DATA SHOWN
────────────────────

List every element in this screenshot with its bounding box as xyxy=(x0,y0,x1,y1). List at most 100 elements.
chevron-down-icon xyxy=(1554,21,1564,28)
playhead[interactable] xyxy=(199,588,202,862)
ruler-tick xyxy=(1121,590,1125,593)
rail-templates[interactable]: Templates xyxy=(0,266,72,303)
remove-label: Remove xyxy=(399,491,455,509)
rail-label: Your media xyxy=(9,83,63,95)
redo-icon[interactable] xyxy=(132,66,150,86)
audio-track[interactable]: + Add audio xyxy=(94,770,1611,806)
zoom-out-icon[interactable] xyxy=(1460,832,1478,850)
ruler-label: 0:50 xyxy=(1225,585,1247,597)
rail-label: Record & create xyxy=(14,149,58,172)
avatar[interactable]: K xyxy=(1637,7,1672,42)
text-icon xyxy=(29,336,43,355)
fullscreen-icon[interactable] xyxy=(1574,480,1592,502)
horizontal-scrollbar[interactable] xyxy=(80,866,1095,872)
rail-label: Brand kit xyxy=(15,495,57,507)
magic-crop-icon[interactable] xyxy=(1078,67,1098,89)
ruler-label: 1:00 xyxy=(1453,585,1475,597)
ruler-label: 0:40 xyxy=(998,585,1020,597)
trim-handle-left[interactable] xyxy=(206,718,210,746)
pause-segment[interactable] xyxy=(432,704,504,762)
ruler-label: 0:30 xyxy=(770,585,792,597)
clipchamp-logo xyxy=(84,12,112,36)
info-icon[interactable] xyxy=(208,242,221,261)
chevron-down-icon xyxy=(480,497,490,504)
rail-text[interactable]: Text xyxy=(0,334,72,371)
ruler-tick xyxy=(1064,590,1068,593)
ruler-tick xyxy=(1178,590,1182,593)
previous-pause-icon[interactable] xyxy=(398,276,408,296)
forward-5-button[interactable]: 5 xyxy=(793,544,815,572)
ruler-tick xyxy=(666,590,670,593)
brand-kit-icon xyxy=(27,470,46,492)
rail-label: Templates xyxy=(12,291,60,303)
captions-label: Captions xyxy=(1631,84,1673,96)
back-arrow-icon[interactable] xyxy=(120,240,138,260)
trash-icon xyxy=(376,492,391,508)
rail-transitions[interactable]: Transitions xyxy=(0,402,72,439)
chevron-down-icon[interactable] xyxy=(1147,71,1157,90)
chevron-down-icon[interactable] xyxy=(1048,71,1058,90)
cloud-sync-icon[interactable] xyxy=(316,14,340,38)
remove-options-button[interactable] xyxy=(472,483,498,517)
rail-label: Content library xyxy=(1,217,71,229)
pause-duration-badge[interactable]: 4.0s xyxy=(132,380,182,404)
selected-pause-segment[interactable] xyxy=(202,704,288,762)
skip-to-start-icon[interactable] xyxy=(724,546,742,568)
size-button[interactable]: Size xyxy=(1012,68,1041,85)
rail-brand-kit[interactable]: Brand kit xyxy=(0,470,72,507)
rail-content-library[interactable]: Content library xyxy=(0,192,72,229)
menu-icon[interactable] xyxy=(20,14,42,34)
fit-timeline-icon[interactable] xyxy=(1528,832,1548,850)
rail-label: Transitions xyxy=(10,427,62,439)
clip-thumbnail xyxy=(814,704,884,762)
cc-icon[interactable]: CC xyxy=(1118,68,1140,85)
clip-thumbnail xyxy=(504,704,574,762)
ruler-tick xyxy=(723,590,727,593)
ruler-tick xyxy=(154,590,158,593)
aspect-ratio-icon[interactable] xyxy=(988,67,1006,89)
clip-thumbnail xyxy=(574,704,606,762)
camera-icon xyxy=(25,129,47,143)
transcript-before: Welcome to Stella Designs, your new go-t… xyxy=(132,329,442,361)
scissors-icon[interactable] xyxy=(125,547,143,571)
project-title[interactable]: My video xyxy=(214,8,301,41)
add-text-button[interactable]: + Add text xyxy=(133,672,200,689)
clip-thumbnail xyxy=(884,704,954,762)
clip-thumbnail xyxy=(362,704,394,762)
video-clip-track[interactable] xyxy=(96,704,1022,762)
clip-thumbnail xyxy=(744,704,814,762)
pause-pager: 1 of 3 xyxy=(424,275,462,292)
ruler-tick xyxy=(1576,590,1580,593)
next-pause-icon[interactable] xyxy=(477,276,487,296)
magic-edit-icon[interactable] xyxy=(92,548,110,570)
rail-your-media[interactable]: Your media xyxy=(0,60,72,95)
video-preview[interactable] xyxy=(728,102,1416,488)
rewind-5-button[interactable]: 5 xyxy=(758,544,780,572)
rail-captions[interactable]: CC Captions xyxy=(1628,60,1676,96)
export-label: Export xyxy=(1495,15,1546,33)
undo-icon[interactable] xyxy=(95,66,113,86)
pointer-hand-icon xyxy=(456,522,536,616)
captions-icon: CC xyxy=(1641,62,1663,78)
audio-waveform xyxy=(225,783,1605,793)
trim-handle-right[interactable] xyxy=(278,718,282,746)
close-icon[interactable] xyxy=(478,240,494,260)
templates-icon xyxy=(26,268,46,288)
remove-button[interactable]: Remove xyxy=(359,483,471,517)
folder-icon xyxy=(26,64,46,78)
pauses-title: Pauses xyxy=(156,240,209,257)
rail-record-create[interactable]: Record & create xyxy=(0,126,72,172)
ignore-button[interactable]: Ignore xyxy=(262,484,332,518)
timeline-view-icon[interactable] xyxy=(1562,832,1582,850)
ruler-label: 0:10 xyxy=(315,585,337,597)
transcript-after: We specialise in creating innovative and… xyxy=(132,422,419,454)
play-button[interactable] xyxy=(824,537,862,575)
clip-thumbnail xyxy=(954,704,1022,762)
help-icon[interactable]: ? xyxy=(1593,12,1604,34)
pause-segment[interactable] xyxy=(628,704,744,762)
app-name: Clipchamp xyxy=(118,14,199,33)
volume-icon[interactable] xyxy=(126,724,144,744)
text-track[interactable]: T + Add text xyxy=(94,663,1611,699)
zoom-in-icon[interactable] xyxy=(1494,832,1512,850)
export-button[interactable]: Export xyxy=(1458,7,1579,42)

────────────────────

WHAT IS NEEDED
Copy all of the material above line for line, with no changes.

TASK RESPONSE
List every element in this screenshot with its bounding box as xyxy=(x0,y0,x1,y1). List at most 100 elements.
chevron-down-icon xyxy=(1554,21,1564,28)
playhead[interactable] xyxy=(199,588,202,862)
ruler-tick xyxy=(1121,590,1125,593)
rail-templates[interactable]: Templates xyxy=(0,266,72,303)
remove-label: Remove xyxy=(399,491,455,509)
rail-label: Your media xyxy=(9,83,63,95)
redo-icon[interactable] xyxy=(132,66,150,86)
audio-track[interactable]: + Add audio xyxy=(94,770,1611,806)
zoom-out-icon[interactable] xyxy=(1460,832,1478,850)
ruler-label: 0:50 xyxy=(1225,585,1247,597)
rail-label: Record & create xyxy=(14,149,58,172)
avatar[interactable]: K xyxy=(1637,7,1672,42)
text-icon xyxy=(29,336,43,355)
fullscreen-icon[interactable] xyxy=(1574,480,1592,502)
horizontal-scrollbar[interactable] xyxy=(80,866,1095,872)
rail-label: Brand kit xyxy=(15,495,57,507)
magic-crop-icon[interactable] xyxy=(1078,67,1098,89)
ruler-label: 1:00 xyxy=(1453,585,1475,597)
ruler-label: 0:40 xyxy=(998,585,1020,597)
trim-handle-left[interactable] xyxy=(206,718,210,746)
pause-segment[interactable] xyxy=(432,704,504,762)
ruler-label: 0:30 xyxy=(770,585,792,597)
clipchamp-logo xyxy=(84,12,112,36)
info-icon[interactable] xyxy=(208,242,221,261)
chevron-down-icon xyxy=(480,497,490,504)
rail-text[interactable]: Text xyxy=(0,334,72,371)
ruler-tick xyxy=(1064,590,1068,593)
ruler-tick xyxy=(1178,590,1182,593)
previous-pause-icon[interactable] xyxy=(398,276,408,296)
forward-5-button[interactable]: 5 xyxy=(793,544,815,572)
ruler-tick xyxy=(666,590,670,593)
brand-kit-icon xyxy=(27,470,46,492)
rail-label: Templates xyxy=(12,291,60,303)
captions-label: Captions xyxy=(1631,84,1673,96)
back-arrow-icon[interactable] xyxy=(120,240,138,260)
trash-icon xyxy=(376,492,391,508)
rail-transitions[interactable]: Transitions xyxy=(0,402,72,439)
chevron-down-icon[interactable] xyxy=(1147,71,1157,90)
chevron-down-icon[interactable] xyxy=(1048,71,1058,90)
cloud-sync-icon[interactable] xyxy=(316,14,340,38)
remove-options-button[interactable] xyxy=(472,483,498,517)
rail-label: Content library xyxy=(1,217,71,229)
pause-duration-badge[interactable]: 4.0s xyxy=(132,380,182,404)
selected-pause-segment[interactable] xyxy=(202,704,288,762)
skip-to-start-icon[interactable] xyxy=(724,546,742,568)
size-button[interactable]: Size xyxy=(1012,68,1041,85)
rail-brand-kit[interactable]: Brand kit xyxy=(0,470,72,507)
rail-content-library[interactable]: Content library xyxy=(0,192,72,229)
menu-icon[interactable] xyxy=(20,14,42,34)
fit-timeline-icon[interactable] xyxy=(1528,832,1548,850)
rail-label: Transitions xyxy=(10,427,62,439)
clip-thumbnail xyxy=(814,704,884,762)
cc-icon[interactable]: CC xyxy=(1118,68,1140,85)
clip-thumbnail xyxy=(504,704,574,762)
ruler-tick xyxy=(723,590,727,593)
ruler-tick xyxy=(154,590,158,593)
aspect-ratio-icon[interactable] xyxy=(988,67,1006,89)
clip-thumbnail xyxy=(574,704,606,762)
camera-icon xyxy=(25,129,47,143)
transcript-before: Welcome to Stella Designs, your new go-t… xyxy=(132,329,442,361)
scissors-icon[interactable] xyxy=(125,547,143,571)
project-title[interactable]: My video xyxy=(214,8,301,41)
add-text-button[interactable]: + Add text xyxy=(133,672,200,689)
clip-thumbnail xyxy=(884,704,954,762)
clip-thumbnail xyxy=(362,704,394,762)
video-clip-track[interactable] xyxy=(96,704,1022,762)
clip-thumbnail xyxy=(744,704,814,762)
pause-pager: 1 of 3 xyxy=(424,275,462,292)
ruler-tick xyxy=(1576,590,1580,593)
next-pause-icon[interactable] xyxy=(477,276,487,296)
magic-edit-icon[interactable] xyxy=(92,548,110,570)
rail-your-media[interactable]: Your media xyxy=(0,60,72,95)
video-preview[interactable] xyxy=(728,102,1416,488)
rewind-5-button[interactable]: 5 xyxy=(758,544,780,572)
rail-captions[interactable]: CC Captions xyxy=(1628,60,1676,96)
export-label: Export xyxy=(1495,15,1546,33)
undo-icon[interactable] xyxy=(95,66,113,86)
pointer-hand-icon xyxy=(456,522,536,616)
captions-icon: CC xyxy=(1641,62,1663,78)
audio-waveform xyxy=(225,783,1605,793)
trim-handle-right[interactable] xyxy=(278,718,282,746)
close-icon[interactable] xyxy=(478,240,494,260)
templates-icon xyxy=(26,268,46,288)
remove-button[interactable]: Remove xyxy=(359,483,471,517)
folder-icon xyxy=(26,64,46,78)
pauses-title: Pauses xyxy=(156,240,209,257)
rail-record-create[interactable]: Record & create xyxy=(0,126,72,172)
ignore-button[interactable]: Ignore xyxy=(262,484,332,518)
timeline-view-icon[interactable] xyxy=(1562,832,1582,850)
ruler-label: 0:10 xyxy=(315,585,337,597)
transcript-after: We specialise in creating innovative and… xyxy=(132,422,419,454)
play-button[interactable] xyxy=(824,537,862,575)
clip-thumbnail xyxy=(954,704,1022,762)
help-icon[interactable]: ? xyxy=(1593,12,1604,34)
pause-segment[interactable] xyxy=(628,704,744,762)
app-name: Clipchamp xyxy=(118,14,199,33)
volume-icon[interactable] xyxy=(126,724,144,744)
text-track[interactable]: T + Add text xyxy=(94,663,1611,699)
zoom-in-icon[interactable] xyxy=(1494,832,1512,850)
export-button[interactable]: Export xyxy=(1458,7,1579,42)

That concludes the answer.